Work request → Below are some records. Count the lines with "name" in them and give nothing but the total.

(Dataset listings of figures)
--------------------------------------------------

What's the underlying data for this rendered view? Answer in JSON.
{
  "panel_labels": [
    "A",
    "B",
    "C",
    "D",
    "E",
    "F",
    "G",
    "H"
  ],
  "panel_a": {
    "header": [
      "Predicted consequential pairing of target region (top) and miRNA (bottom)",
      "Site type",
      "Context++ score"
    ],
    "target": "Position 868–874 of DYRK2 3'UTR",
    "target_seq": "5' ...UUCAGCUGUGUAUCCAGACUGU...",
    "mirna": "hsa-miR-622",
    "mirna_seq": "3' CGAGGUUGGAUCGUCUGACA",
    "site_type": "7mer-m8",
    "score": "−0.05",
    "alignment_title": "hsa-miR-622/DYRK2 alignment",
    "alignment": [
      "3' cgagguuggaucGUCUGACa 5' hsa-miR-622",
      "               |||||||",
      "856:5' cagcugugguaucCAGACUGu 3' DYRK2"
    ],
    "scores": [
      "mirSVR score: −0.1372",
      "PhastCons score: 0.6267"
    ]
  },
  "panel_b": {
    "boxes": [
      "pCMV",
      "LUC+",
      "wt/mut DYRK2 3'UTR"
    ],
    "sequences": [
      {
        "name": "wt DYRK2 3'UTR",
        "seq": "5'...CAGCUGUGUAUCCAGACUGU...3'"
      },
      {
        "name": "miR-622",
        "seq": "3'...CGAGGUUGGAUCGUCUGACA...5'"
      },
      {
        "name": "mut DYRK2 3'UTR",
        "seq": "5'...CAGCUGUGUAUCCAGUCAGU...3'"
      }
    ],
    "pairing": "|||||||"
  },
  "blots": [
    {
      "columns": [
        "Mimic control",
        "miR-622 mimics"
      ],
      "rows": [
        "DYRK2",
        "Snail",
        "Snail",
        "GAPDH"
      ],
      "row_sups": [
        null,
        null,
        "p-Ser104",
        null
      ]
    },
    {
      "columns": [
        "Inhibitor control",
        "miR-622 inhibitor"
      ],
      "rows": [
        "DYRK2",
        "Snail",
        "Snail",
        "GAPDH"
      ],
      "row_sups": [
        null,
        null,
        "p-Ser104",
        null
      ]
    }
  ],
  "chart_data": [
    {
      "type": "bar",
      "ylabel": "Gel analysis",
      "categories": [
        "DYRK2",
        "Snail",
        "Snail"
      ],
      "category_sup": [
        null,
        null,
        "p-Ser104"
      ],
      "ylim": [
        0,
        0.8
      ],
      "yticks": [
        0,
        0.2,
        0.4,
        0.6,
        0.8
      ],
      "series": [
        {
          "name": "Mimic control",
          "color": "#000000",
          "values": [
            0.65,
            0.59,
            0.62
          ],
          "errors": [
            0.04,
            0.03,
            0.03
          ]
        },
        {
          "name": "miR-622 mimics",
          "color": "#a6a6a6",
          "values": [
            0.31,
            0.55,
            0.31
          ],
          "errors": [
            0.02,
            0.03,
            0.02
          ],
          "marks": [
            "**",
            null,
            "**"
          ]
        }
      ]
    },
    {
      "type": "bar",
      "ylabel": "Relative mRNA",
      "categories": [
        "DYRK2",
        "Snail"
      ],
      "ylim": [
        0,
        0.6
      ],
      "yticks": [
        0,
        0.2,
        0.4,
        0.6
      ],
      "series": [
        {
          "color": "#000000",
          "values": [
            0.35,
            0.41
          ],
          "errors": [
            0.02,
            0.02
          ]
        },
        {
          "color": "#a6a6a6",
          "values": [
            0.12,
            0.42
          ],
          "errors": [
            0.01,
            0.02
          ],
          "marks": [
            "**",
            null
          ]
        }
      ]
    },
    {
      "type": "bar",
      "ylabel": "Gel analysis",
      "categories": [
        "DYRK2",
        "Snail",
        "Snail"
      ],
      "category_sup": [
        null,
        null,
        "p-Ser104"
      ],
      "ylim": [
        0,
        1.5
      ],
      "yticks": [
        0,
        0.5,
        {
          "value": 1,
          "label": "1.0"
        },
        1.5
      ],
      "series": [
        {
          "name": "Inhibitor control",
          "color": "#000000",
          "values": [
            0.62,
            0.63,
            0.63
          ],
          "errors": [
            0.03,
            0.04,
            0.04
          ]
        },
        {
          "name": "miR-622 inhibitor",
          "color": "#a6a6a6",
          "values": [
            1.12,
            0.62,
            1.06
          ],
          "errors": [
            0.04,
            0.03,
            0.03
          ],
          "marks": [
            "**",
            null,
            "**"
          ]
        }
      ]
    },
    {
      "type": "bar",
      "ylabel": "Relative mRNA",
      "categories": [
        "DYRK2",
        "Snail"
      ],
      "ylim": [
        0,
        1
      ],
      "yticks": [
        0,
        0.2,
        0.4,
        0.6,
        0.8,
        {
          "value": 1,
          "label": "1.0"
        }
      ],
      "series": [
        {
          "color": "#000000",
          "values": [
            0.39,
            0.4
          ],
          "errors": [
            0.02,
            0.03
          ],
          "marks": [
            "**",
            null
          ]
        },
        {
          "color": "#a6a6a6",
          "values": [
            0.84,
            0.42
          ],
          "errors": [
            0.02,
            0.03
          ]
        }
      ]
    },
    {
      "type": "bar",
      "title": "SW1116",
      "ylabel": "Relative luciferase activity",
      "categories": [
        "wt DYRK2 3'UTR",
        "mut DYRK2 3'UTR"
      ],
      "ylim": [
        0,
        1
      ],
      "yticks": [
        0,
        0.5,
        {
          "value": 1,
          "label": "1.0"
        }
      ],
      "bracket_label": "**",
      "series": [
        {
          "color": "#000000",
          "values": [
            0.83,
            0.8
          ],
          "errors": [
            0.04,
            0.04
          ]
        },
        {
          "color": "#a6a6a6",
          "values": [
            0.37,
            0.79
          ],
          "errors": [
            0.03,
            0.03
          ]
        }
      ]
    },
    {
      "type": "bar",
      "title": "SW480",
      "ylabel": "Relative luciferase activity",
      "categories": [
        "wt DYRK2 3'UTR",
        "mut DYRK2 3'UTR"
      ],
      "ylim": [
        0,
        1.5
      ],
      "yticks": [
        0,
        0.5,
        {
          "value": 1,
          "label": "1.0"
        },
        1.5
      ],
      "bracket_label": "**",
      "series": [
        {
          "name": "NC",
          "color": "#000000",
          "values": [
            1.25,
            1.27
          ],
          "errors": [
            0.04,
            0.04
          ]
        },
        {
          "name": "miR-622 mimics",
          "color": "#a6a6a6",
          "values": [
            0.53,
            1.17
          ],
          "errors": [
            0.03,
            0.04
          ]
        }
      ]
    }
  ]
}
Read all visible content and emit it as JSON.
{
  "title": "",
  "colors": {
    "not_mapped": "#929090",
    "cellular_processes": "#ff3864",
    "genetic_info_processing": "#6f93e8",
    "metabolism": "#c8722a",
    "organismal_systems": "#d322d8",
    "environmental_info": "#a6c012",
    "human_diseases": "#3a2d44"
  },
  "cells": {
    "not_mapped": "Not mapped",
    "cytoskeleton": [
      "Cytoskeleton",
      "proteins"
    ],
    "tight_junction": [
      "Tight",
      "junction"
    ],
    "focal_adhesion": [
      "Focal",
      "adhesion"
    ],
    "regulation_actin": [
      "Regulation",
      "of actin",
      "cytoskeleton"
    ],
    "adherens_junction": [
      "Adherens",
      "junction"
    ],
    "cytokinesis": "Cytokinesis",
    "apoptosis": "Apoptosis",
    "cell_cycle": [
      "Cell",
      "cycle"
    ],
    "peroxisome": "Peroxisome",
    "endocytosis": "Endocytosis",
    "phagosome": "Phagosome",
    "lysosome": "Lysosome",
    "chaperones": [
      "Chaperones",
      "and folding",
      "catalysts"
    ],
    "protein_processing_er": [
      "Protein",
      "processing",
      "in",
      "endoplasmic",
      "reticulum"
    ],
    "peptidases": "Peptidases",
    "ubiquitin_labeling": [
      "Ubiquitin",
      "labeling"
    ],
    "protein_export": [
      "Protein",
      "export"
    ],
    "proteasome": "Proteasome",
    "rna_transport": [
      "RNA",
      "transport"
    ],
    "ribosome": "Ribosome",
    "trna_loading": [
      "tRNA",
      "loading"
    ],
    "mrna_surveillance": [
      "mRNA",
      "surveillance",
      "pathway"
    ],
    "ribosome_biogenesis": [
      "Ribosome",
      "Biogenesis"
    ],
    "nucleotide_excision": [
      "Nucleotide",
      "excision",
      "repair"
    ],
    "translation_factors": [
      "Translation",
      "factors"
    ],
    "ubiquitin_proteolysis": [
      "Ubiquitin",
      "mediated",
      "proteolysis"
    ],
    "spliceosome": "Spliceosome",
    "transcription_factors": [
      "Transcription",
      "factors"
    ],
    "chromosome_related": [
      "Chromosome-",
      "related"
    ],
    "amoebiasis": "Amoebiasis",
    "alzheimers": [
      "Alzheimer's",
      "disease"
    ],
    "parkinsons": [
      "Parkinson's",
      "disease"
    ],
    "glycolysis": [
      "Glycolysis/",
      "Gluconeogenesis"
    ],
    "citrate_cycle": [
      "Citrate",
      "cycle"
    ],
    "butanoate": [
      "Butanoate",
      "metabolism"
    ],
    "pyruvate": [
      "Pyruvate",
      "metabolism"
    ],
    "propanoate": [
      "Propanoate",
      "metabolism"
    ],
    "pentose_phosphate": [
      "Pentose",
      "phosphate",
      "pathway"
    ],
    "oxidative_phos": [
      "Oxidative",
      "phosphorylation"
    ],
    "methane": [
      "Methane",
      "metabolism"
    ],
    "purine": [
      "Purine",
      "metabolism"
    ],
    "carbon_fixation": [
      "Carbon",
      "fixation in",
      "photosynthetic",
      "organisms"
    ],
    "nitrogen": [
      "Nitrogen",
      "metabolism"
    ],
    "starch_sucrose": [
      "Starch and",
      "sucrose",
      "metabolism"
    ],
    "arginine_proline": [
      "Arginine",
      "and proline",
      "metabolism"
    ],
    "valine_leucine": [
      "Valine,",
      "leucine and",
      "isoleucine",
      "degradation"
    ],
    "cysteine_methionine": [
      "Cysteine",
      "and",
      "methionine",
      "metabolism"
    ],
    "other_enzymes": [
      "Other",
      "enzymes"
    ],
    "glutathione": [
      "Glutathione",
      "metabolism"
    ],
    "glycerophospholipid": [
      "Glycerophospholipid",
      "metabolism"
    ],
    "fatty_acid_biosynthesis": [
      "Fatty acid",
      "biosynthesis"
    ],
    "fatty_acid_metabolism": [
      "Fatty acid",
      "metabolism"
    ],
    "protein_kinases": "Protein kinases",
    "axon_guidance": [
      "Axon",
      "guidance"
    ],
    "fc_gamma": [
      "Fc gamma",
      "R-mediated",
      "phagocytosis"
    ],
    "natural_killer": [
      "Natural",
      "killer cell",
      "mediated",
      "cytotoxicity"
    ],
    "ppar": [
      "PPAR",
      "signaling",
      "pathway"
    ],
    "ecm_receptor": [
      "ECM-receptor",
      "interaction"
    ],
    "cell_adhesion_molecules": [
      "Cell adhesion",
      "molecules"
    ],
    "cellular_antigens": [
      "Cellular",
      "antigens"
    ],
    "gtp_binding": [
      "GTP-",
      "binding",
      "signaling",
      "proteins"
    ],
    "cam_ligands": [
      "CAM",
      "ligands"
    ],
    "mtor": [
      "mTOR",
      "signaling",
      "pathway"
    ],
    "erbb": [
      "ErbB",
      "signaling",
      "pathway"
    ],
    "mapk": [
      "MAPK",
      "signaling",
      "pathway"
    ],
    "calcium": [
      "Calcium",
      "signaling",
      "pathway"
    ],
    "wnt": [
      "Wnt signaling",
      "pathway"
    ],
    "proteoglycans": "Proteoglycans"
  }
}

--------------------------------------------------

Answer to this problem → 9